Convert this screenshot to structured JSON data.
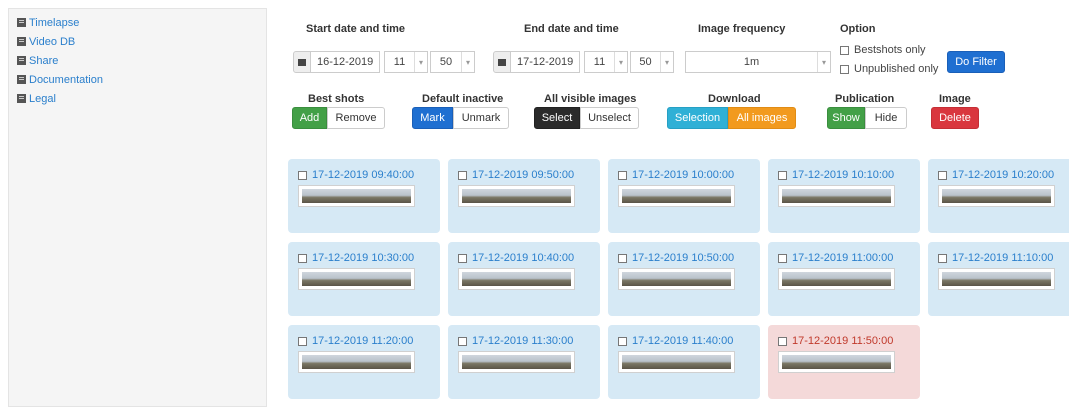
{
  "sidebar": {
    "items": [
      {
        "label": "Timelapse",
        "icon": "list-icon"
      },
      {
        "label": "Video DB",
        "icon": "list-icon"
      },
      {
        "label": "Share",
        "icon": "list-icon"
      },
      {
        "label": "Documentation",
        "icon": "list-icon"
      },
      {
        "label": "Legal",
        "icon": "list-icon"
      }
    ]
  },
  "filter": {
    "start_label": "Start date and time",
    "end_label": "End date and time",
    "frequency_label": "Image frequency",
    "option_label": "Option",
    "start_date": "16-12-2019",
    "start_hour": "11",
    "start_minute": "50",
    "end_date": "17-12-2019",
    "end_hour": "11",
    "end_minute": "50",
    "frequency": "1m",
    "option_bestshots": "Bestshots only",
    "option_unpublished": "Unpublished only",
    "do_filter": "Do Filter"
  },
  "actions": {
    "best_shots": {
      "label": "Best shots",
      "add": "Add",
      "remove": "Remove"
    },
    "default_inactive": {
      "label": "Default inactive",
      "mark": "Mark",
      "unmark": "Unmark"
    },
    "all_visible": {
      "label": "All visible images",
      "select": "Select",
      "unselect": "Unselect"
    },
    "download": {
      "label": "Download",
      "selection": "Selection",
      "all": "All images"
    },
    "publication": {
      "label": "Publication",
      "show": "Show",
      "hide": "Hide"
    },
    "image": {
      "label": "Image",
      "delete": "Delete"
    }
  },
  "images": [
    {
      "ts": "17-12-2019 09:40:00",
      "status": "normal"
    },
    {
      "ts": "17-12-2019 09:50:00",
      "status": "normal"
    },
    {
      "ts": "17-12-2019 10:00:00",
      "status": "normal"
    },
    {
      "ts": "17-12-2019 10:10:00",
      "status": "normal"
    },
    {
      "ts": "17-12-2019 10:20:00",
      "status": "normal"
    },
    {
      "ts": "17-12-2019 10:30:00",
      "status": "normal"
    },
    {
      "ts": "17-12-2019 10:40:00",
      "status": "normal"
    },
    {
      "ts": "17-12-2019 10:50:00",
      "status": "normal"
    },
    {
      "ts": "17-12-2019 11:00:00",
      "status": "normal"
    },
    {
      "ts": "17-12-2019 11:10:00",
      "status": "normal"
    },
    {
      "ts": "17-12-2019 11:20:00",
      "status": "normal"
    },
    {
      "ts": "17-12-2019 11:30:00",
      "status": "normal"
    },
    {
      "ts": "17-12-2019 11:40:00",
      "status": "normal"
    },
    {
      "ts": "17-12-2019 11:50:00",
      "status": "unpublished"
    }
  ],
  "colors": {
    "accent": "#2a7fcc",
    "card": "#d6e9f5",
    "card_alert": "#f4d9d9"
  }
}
★ ★ ★ ★
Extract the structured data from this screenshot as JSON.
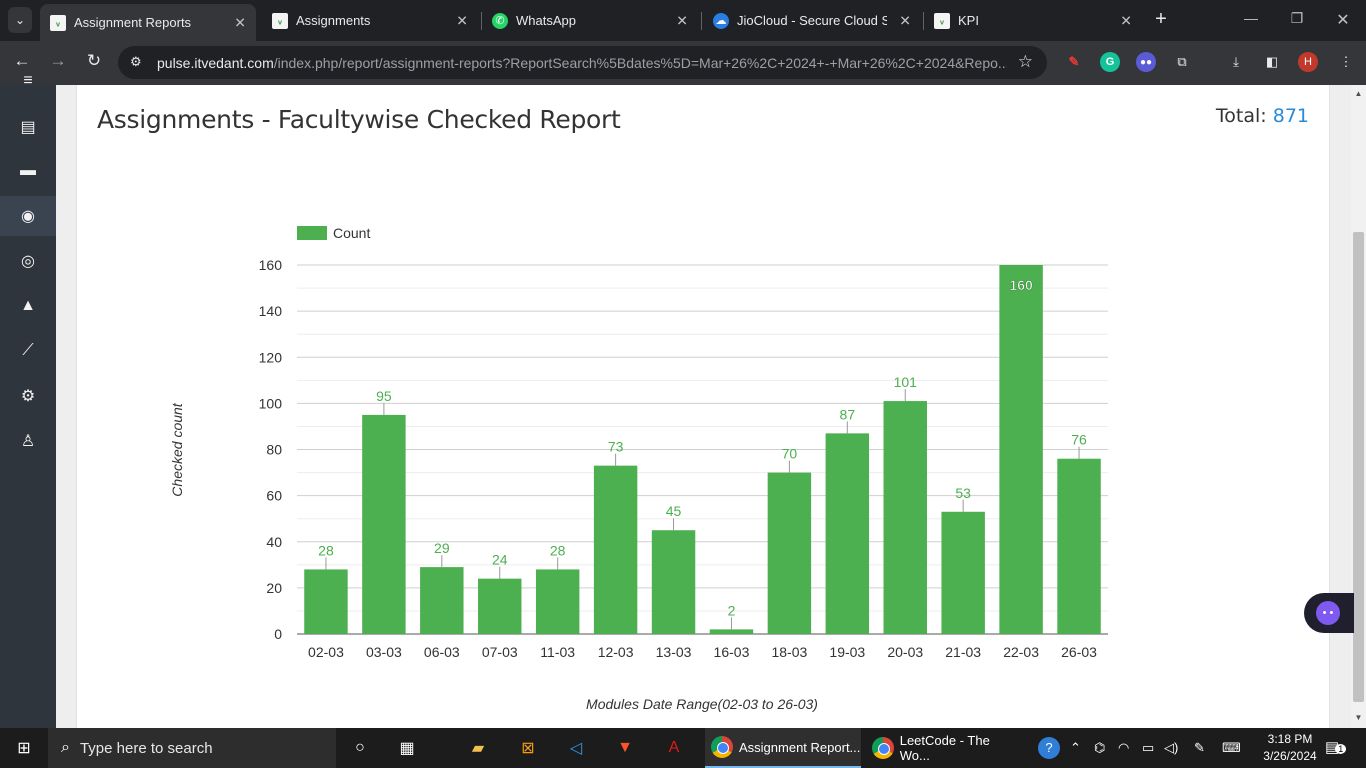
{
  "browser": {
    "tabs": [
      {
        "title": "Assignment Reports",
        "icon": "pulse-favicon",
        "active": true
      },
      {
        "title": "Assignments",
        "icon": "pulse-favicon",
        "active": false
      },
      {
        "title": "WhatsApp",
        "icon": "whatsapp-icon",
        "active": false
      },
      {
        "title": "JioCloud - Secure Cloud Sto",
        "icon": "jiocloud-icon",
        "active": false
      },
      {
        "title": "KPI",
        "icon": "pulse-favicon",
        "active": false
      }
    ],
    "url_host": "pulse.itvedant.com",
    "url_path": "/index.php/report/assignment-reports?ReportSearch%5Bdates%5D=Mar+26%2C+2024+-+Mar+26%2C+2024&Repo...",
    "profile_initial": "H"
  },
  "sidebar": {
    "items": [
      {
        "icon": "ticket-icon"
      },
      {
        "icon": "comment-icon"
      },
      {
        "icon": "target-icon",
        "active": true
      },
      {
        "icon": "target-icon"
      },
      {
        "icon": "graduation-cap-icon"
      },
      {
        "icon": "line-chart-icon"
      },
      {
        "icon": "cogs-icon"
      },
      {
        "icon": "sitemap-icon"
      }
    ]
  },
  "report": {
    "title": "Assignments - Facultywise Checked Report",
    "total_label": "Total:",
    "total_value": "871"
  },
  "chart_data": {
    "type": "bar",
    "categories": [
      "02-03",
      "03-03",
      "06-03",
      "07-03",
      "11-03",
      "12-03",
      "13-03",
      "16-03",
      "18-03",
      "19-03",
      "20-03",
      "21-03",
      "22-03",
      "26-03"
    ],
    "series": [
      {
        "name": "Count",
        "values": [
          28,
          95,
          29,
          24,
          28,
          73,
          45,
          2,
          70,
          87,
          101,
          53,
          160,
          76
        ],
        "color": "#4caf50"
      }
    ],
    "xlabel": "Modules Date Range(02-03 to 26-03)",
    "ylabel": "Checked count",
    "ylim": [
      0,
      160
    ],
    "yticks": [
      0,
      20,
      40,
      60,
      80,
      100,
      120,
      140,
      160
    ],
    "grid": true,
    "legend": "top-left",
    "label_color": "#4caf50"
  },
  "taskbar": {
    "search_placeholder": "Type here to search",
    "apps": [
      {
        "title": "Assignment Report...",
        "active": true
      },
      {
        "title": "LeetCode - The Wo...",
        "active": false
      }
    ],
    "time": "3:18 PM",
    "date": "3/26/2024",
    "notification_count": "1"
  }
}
★ ★ ★ ★
* WHAT IS REQUIRED
Report each line in the preceding entries that holds the string "Assignments".

* REPLY
        "title": "Assignments",
    "title": "Assignments - Facultywise Checked Report",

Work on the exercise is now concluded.